WRITTEN TASK ▸
Every record must appear in your copy exactly as written, with no pictures.

Saved entries:
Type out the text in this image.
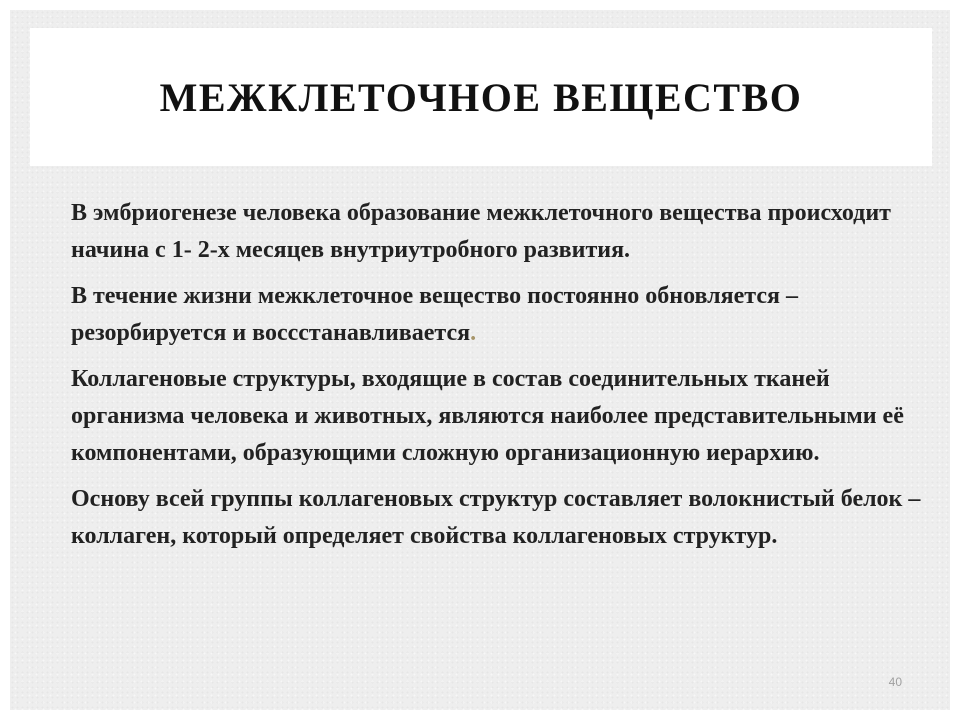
МЕЖКЛЕТОЧНОЕ ВЕЩЕСТВО

В эмбриогенезе человека образование межклеточного вещества происходит начина с 1- 2-х месяцев внутриутробного развития.

В течение жизни межклеточное вещество постоянно обновляется – резорбируется и восcстанавливается.

Коллагеновые структуры, входящие в состав соединительных тканей организма человека и животных, являются наиболее представительными её компонентами, образующими сложную организационную иерархию.

Основу всей группы коллагеновых структур составляет волокнистый белок – коллаген, который определяет свойства коллагеновых структур.

40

IN RESPONSE ▸
Type out the text in this image.
МЕЖКЛЕТОЧНОЕ ВЕЩЕСТВО

В эмбриогенезе человека образование межклеточного вещества происходит начина с 1- 2-х месяцев внутриутробного развития.

В течение жизни межклеточное вещество постоянно обновляется – резорбируется и восcстанавливается.

Коллагеновые структуры, входящие в состав соединительных тканей организма человека и животных, являются наиболее представительными её компонентами, образующими сложную организационную иерархию.

Основу всей группы коллагеновых структур составляет волокнистый белок – коллаген, который определяет свойства коллагеновых структур.

40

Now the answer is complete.